* Exercise objective:
Collect all lines below with the string "name".

Extracted records:
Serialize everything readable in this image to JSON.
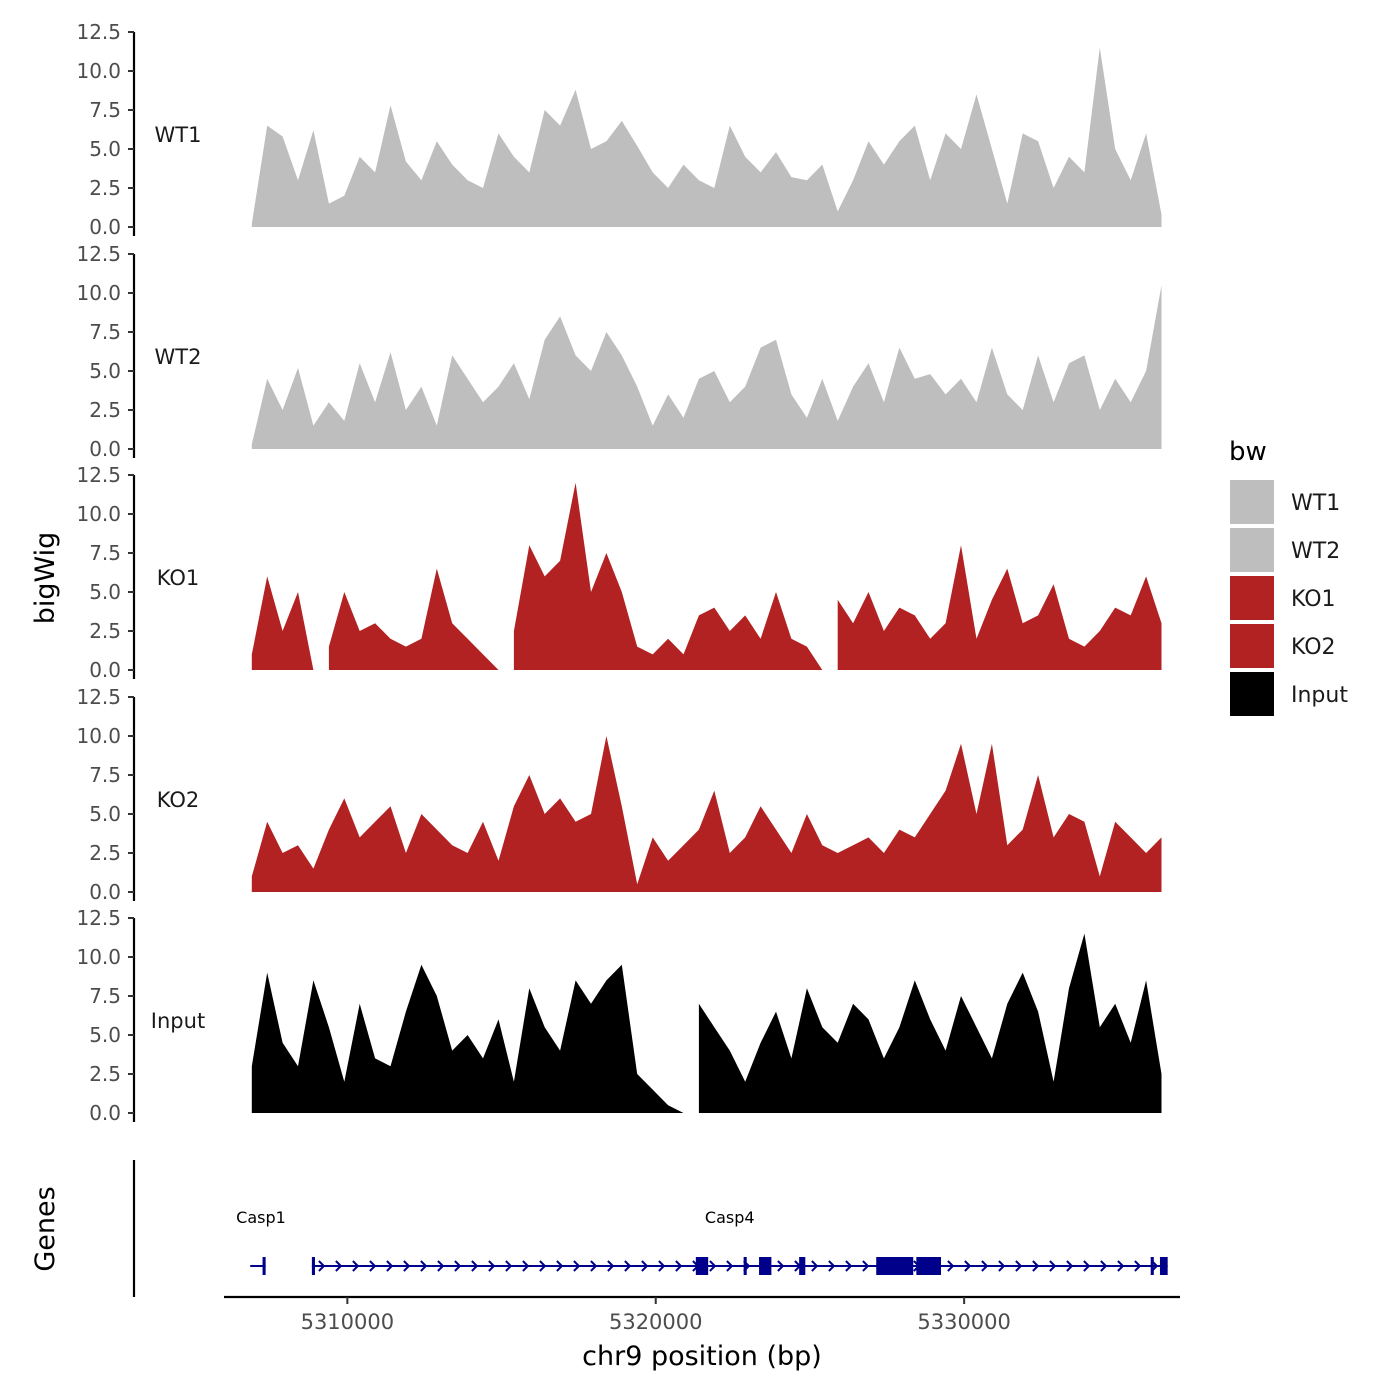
{
  "chart_data": {
    "type": "area",
    "ylabel": "bigWig",
    "xlabel": "chr9 position (bp)",
    "genes_label": "Genes",
    "xlim": [
      5306000,
      5337000
    ],
    "ylim": [
      0,
      12.5
    ],
    "y_ticks": [
      "0.0",
      "2.5",
      "5.0",
      "7.5",
      "10.0",
      "12.5"
    ],
    "y_tick_values": [
      0,
      2.5,
      5,
      7.5,
      10,
      12.5
    ],
    "x_ticks": [
      "5310000",
      "5320000",
      "5330000"
    ],
    "x_tick_values": [
      5310000,
      5320000,
      5330000
    ],
    "legend": {
      "title": "bw",
      "entries": [
        {
          "label": "WT1",
          "color": "#bebebe"
        },
        {
          "label": "WT2",
          "color": "#bebebe"
        },
        {
          "label": "KO1",
          "color": "#b22222"
        },
        {
          "label": "KO2",
          "color": "#b22222"
        },
        {
          "label": "Input",
          "color": "#000000"
        }
      ]
    },
    "series": [
      {
        "name": "WT1",
        "color": "#bebebe",
        "x": [
          5306900,
          5307400,
          5307900,
          5308400,
          5308900,
          5309400,
          5309900,
          5310400,
          5310900,
          5311400,
          5311900,
          5312400,
          5312900,
          5313400,
          5313900,
          5314400,
          5314900,
          5315400,
          5315900,
          5316400,
          5316900,
          5317400,
          5317900,
          5318400,
          5318900,
          5319400,
          5319900,
          5320400,
          5320900,
          5321400,
          5321900,
          5322400,
          5322900,
          5323400,
          5323900,
          5324400,
          5324900,
          5325400,
          5325900,
          5326400,
          5326900,
          5327400,
          5327900,
          5328400,
          5328900,
          5329400,
          5329900,
          5330400,
          5330900,
          5331400,
          5331900,
          5332400,
          5332900,
          5333400,
          5333900,
          5334400,
          5334900,
          5335400,
          5335900,
          5336400
        ],
        "values": [
          0.2,
          6.5,
          5.8,
          3.0,
          6.2,
          1.5,
          2.0,
          4.5,
          3.5,
          7.8,
          4.2,
          3.0,
          5.5,
          4.0,
          3.0,
          2.5,
          6.0,
          4.5,
          3.5,
          7.5,
          6.5,
          8.8,
          5.0,
          5.5,
          6.8,
          5.2,
          3.5,
          2.5,
          4.0,
          3.0,
          2.5,
          6.5,
          4.5,
          3.5,
          4.8,
          3.2,
          3.0,
          4.0,
          1.0,
          3.0,
          5.5,
          4.0,
          5.5,
          6.5,
          3.0,
          6.0,
          5.0,
          8.5,
          5.0,
          1.5,
          6.0,
          5.5,
          2.5,
          4.5,
          3.5,
          11.5,
          5.0,
          3.0,
          6.0,
          0.8
        ]
      },
      {
        "name": "WT2",
        "color": "#bebebe",
        "x": [
          5306900,
          5307400,
          5307900,
          5308400,
          5308900,
          5309400,
          5309900,
          5310400,
          5310900,
          5311400,
          5311900,
          5312400,
          5312900,
          5313400,
          5313900,
          5314400,
          5314900,
          5315400,
          5315900,
          5316400,
          5316900,
          5317400,
          5317900,
          5318400,
          5318900,
          5319400,
          5319900,
          5320400,
          5320900,
          5321400,
          5321900,
          5322400,
          5322900,
          5323400,
          5323900,
          5324400,
          5324900,
          5325400,
          5325900,
          5326400,
          5326900,
          5327400,
          5327900,
          5328400,
          5328900,
          5329400,
          5329900,
          5330400,
          5330900,
          5331400,
          5331900,
          5332400,
          5332900,
          5333400,
          5333900,
          5334400,
          5334900,
          5335400,
          5335900,
          5336400
        ],
        "values": [
          0.3,
          4.5,
          2.5,
          5.2,
          1.5,
          3.0,
          1.8,
          5.5,
          3.0,
          6.2,
          2.5,
          4.0,
          1.5,
          6.0,
          4.5,
          3.0,
          4.0,
          5.5,
          3.2,
          7.0,
          8.5,
          6.0,
          5.0,
          7.5,
          6.0,
          4.0,
          1.5,
          3.5,
          2.0,
          4.5,
          5.0,
          3.0,
          4.0,
          6.5,
          7.0,
          3.5,
          2.0,
          4.5,
          1.8,
          4.0,
          5.5,
          3.0,
          6.5,
          4.5,
          4.8,
          3.5,
          4.5,
          3.0,
          6.5,
          3.5,
          2.5,
          6.0,
          3.0,
          5.5,
          6.0,
          2.5,
          4.5,
          3.0,
          5.0,
          10.5
        ]
      },
      {
        "name": "KO1",
        "color": "#b22222",
        "x": [
          5306900,
          5307400,
          5307900,
          5308400,
          5308900,
          5309400,
          5309900,
          5310400,
          5310900,
          5311400,
          5311900,
          5312400,
          5312900,
          5313400,
          5313900,
          5314400,
          5314900,
          5315400,
          5315900,
          5316400,
          5316900,
          5317400,
          5317900,
          5318400,
          5318900,
          5319400,
          5319900,
          5320400,
          5320900,
          5321400,
          5321900,
          5322400,
          5322900,
          5323400,
          5323900,
          5324400,
          5324900,
          5325400,
          5325900,
          5326400,
          5326900,
          5327400,
          5327900,
          5328400,
          5328900,
          5329400,
          5329900,
          5330400,
          5330900,
          5331400,
          5331900,
          5332400,
          5332900,
          5333400,
          5333900,
          5334400,
          5334900,
          5335400,
          5335900,
          5336400
        ],
        "values": [
          1.0,
          6.0,
          2.5,
          5.0,
          0,
          1.5,
          5.0,
          2.5,
          3.0,
          2.0,
          1.5,
          2.0,
          6.5,
          3.0,
          2.0,
          1.0,
          0,
          2.5,
          8.0,
          6.0,
          7.0,
          12.0,
          5.0,
          7.5,
          5.0,
          1.5,
          1.0,
          2.0,
          1.0,
          3.5,
          4.0,
          2.5,
          3.5,
          2.0,
          5.0,
          2.0,
          1.5,
          0,
          4.5,
          3.0,
          5.0,
          2.5,
          4.0,
          3.5,
          2.0,
          3.0,
          8.0,
          2.0,
          4.5,
          6.5,
          3.0,
          3.5,
          5.5,
          2.0,
          1.5,
          2.5,
          4.0,
          3.5,
          6.0,
          3.0
        ]
      },
      {
        "name": "KO2",
        "color": "#b22222",
        "x": [
          5306900,
          5307400,
          5307900,
          5308400,
          5308900,
          5309400,
          5309900,
          5310400,
          5310900,
          5311400,
          5311900,
          5312400,
          5312900,
          5313400,
          5313900,
          5314400,
          5314900,
          5315400,
          5315900,
          5316400,
          5316900,
          5317400,
          5317900,
          5318400,
          5318900,
          5319400,
          5319900,
          5320400,
          5320900,
          5321400,
          5321900,
          5322400,
          5322900,
          5323400,
          5323900,
          5324400,
          5324900,
          5325400,
          5325900,
          5326400,
          5326900,
          5327400,
          5327900,
          5328400,
          5328900,
          5329400,
          5329900,
          5330400,
          5330900,
          5331400,
          5331900,
          5332400,
          5332900,
          5333400,
          5333900,
          5334400,
          5334900,
          5335400,
          5335900,
          5336400
        ],
        "values": [
          1.0,
          4.5,
          2.5,
          3.0,
          1.5,
          4.0,
          6.0,
          3.5,
          4.5,
          5.5,
          2.5,
          5.0,
          4.0,
          3.0,
          2.5,
          4.5,
          2.0,
          5.5,
          7.5,
          5.0,
          6.0,
          4.5,
          5.0,
          10.0,
          5.5,
          0.5,
          3.5,
          2.0,
          3.0,
          4.0,
          6.5,
          2.5,
          3.5,
          5.5,
          4.0,
          2.5,
          5.0,
          3.0,
          2.5,
          3.0,
          3.5,
          2.5,
          4.0,
          3.5,
          5.0,
          6.5,
          9.5,
          5.0,
          9.5,
          3.0,
          4.0,
          7.5,
          3.5,
          5.0,
          4.5,
          1.0,
          4.5,
          3.5,
          2.5,
          3.5
        ]
      },
      {
        "name": "Input",
        "color": "#000000",
        "x": [
          5306900,
          5307400,
          5307900,
          5308400,
          5308900,
          5309400,
          5309900,
          5310400,
          5310900,
          5311400,
          5311900,
          5312400,
          5312900,
          5313400,
          5313900,
          5314400,
          5314900,
          5315400,
          5315900,
          5316400,
          5316900,
          5317400,
          5317900,
          5318400,
          5318900,
          5319400,
          5319900,
          5320400,
          5320900,
          5321400,
          5321900,
          5322400,
          5322900,
          5323400,
          5323900,
          5324400,
          5324900,
          5325400,
          5325900,
          5326400,
          5326900,
          5327400,
          5327900,
          5328400,
          5328900,
          5329400,
          5329900,
          5330400,
          5330900,
          5331400,
          5331900,
          5332400,
          5332900,
          5333400,
          5333900,
          5334400,
          5334900,
          5335400,
          5335900,
          5336400
        ],
        "values": [
          3.0,
          9.0,
          4.5,
          3.0,
          8.5,
          5.5,
          2.0,
          7.0,
          3.5,
          3.0,
          6.5,
          9.5,
          7.5,
          4.0,
          5.0,
          3.5,
          6.0,
          2.0,
          8.0,
          5.5,
          4.0,
          8.5,
          7.0,
          8.5,
          9.5,
          2.5,
          1.5,
          0.5,
          0,
          7.0,
          5.5,
          4.0,
          2.0,
          4.5,
          6.5,
          3.5,
          8.0,
          5.5,
          4.5,
          7.0,
          6.0,
          3.5,
          5.5,
          8.5,
          6.0,
          4.0,
          7.5,
          5.5,
          3.5,
          7.0,
          9.0,
          6.5,
          2.0,
          8.0,
          11.5,
          5.5,
          7.0,
          4.5,
          8.5,
          2.5
        ]
      }
    ],
    "genes": [
      {
        "name": "Casp1",
        "label_x": 5307200,
        "strand": "+",
        "start": 5306850,
        "end": 5307350,
        "exons": [
          [
            5307250,
            5307350
          ]
        ]
      },
      {
        "name": "Casp4",
        "label_x": 5322400,
        "strand": "+",
        "start": 5308850,
        "end": 5336600,
        "exons": [
          [
            5308850,
            5308950
          ],
          [
            5321300,
            5321700
          ],
          [
            5322850,
            5322950
          ],
          [
            5323350,
            5323750
          ],
          [
            5324650,
            5324850
          ],
          [
            5327150,
            5328350
          ],
          [
            5328450,
            5329250
          ],
          [
            5336050,
            5336150
          ],
          [
            5336350,
            5336600
          ]
        ]
      }
    ]
  }
}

* Result for this task:
        "name": "WT1",
        "name": "WT2",
        "name": "KO1",
        "name": "KO2",
        "name": "Input",
        "name": "Casp1",
        "name": "Casp4",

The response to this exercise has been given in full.